Rows from a dataset
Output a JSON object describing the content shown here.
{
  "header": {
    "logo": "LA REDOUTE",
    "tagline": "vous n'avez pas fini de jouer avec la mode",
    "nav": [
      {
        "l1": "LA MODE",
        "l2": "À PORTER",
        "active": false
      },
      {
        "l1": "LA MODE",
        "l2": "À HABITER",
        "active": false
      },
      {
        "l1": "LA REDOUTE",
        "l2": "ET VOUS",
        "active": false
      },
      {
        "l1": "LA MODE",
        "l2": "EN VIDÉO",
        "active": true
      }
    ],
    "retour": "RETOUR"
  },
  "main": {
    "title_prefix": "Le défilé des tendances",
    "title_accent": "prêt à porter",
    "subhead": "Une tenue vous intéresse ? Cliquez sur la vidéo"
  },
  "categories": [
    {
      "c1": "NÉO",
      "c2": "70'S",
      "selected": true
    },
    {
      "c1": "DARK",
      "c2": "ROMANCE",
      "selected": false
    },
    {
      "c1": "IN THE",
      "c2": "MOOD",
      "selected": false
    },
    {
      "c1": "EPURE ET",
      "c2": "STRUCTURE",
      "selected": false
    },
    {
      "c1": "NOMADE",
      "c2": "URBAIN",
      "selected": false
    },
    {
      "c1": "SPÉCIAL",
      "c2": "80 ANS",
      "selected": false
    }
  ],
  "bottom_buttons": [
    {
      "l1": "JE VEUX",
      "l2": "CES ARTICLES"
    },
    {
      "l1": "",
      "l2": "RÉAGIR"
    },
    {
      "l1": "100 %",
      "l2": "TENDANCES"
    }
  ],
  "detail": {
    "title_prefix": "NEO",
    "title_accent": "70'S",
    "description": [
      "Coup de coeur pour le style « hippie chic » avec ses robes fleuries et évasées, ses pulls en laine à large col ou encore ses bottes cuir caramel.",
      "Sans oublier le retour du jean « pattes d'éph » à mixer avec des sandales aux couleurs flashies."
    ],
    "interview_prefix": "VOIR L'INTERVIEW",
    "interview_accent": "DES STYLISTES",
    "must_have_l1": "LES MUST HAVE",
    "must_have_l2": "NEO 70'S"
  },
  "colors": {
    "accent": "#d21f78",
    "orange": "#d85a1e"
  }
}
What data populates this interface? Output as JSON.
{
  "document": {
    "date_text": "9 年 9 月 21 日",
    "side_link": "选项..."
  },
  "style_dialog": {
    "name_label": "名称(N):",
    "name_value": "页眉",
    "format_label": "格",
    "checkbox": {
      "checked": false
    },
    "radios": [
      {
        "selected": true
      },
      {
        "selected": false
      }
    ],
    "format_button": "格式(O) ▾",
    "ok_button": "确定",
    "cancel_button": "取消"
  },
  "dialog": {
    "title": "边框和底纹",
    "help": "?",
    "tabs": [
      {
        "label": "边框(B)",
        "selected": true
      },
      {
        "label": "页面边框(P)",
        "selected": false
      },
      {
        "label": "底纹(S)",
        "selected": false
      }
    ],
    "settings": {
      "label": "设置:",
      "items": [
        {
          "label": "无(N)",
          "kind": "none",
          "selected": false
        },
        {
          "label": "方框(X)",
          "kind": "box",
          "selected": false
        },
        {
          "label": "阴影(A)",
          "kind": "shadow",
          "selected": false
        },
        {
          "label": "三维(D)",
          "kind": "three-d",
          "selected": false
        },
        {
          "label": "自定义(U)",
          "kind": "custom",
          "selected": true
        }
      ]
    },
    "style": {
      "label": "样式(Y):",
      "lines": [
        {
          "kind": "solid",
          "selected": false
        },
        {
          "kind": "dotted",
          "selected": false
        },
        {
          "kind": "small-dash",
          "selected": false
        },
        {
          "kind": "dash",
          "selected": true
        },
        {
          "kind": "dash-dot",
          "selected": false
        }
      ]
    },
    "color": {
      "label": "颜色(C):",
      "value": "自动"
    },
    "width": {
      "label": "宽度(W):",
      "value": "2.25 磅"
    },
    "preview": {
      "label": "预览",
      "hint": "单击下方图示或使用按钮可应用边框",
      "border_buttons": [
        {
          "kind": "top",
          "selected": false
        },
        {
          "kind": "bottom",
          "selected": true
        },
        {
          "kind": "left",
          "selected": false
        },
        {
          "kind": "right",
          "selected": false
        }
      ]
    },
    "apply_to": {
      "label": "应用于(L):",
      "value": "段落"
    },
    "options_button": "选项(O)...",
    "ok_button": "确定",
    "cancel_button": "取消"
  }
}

*TASK BRIEF:* Reproduce the listing in full. Keep it exactly as written.

*REPLY TO THE EXERCISE:*
Output a JSON object describing the content shown here.
{
  "header": {
    "logo": "LA REDOUTE",
    "tagline": "vous n'avez pas fini de jouer avec la mode",
    "nav": [
      {
        "l1": "LA MODE",
        "l2": "À PORTER",
        "active": false
      },
      {
        "l1": "LA MODE",
        "l2": "À HABITER",
        "active": false
      },
      {
        "l1": "LA REDOUTE",
        "l2": "ET VOUS",
        "active": false
      },
      {
        "l1": "LA MODE",
        "l2": "EN VIDÉO",
        "active": true
      }
    ],
    "retour": "RETOUR"
  },
  "main": {
    "title_prefix": "Le défilé des tendances",
    "title_accent": "prêt à porter",
    "subhead": "Une tenue vous intéresse ? Cliquez sur la vidéo"
  },
  "categories": [
    {
      "c1": "NÉO",
      "c2": "70'S",
      "selected": true
    },
    {
      "c1": "DARK",
      "c2": "ROMANCE",
      "selected": false
    },
    {
      "c1": "IN THE",
      "c2": "MOOD",
      "selected": false
    },
    {
      "c1": "EPURE ET",
      "c2": "STRUCTURE",
      "selected": false
    },
    {
      "c1": "NOMADE",
      "c2": "URBAIN",
      "selected": false
    },
    {
      "c1": "SPÉCIAL",
      "c2": "80 ANS",
      "selected": false
    }
  ],
  "bottom_buttons": [
    {
      "l1": "JE VEUX",
      "l2": "CES ARTICLES"
    },
    {
      "l1": "",
      "l2": "RÉAGIR"
    },
    {
      "l1": "100 %",
      "l2": "TENDANCES"
    }
  ],
  "detail": {
    "title_prefix": "NEO",
    "title_accent": "70'S",
    "description": [
      "Coup de coeur pour le style « hippie chic » avec ses robes fleuries et évasées, ses pulls en laine à large col ou encore ses bottes cuir caramel.",
      "Sans oublier le retour du jean « pattes d'éph » à mixer avec des sandales aux couleurs flashies."
    ],
    "interview_prefix": "VOIR L'INTERVIEW",
    "interview_accent": "DES STYLISTES",
    "must_have_l1": "LES MUST HAVE",
    "must_have_l2": "NEO 70'S"
  },
  "colors": {
    "accent": "#d21f78",
    "orange": "#d85a1e"
  }
}
What data populates this interface? Output as JSON.
{
  "document": {
    "date_text": "9 年 9 月 21 日",
    "side_link": "选项..."
  },
  "style_dialog": {
    "name_label": "名称(N):",
    "name_value": "页眉",
    "format_label": "格",
    "checkbox": {
      "checked": false
    },
    "radios": [
      {
        "selected": true
      },
      {
        "selected": false
      }
    ],
    "format_button": "格式(O) ▾",
    "ok_button": "确定",
    "cancel_button": "取消"
  },
  "dialog": {
    "title": "边框和底纹",
    "help": "?",
    "tabs": [
      {
        "label": "边框(B)",
        "selected": true
      },
      {
        "label": "页面边框(P)",
        "selected": false
      },
      {
        "label": "底纹(S)",
        "selected": false
      }
    ],
    "settings": {
      "label": "设置:",
      "items": [
        {
          "label": "无(N)",
          "kind": "none",
          "selected": false
        },
        {
          "label": "方框(X)",
          "kind": "box",
          "selected": false
        },
        {
          "label": "阴影(A)",
          "kind": "shadow",
          "selected": false
        },
        {
          "label": "三维(D)",
          "kind": "three-d",
          "selected": false
        },
        {
          "label": "自定义(U)",
          "kind": "custom",
          "selected": true
        }
      ]
    },
    "style": {
      "label": "样式(Y):",
      "lines": [
        {
          "kind": "solid",
          "selected": false
        },
        {
          "kind": "dotted",
          "selected": false
        },
        {
          "kind": "small-dash",
          "selected": false
        },
        {
          "kind": "dash",
          "selected": true
        },
        {
          "kind": "dash-dot",
          "selected": false
        }
      ]
    },
    "color": {
      "label": "颜色(C):",
      "value": "自动"
    },
    "width": {
      "label": "宽度(W):",
      "value": "2.25 磅"
    },
    "preview": {
      "label": "预览",
      "hint": "单击下方图示或使用按钮可应用边框",
      "border_buttons": [
        {
          "kind": "top",
          "selected": false
        },
        {
          "kind": "bottom",
          "selected": true
        },
        {
          "kind": "left",
          "selected": false
        },
        {
          "kind": "right",
          "selected": false
        }
      ]
    },
    "apply_to": {
      "label": "应用于(L):",
      "value": "段落"
    },
    "options_button": "选项(O)...",
    "ok_button": "确定",
    "cancel_button": "取消"
  }
}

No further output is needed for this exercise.